__Aim__:
Read through the data and report every line in which the word "отпуске" occurs.

__Listed records__:
§ §

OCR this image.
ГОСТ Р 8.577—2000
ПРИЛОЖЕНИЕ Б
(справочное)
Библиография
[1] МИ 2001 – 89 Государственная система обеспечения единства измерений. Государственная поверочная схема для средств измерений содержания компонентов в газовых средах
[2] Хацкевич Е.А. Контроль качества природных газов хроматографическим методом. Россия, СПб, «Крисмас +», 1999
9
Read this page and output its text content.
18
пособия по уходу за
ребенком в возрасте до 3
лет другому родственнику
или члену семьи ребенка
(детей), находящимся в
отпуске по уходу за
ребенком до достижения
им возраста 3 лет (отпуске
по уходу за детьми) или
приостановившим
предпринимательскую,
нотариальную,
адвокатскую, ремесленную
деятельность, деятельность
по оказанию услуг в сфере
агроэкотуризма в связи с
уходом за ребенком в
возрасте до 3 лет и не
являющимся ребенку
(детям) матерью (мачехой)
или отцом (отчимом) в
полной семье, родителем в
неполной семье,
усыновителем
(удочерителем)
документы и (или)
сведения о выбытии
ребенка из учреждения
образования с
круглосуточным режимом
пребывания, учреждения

§ §

__The response__:
отпуске по уходу за
им возраста 3 лет (отпуске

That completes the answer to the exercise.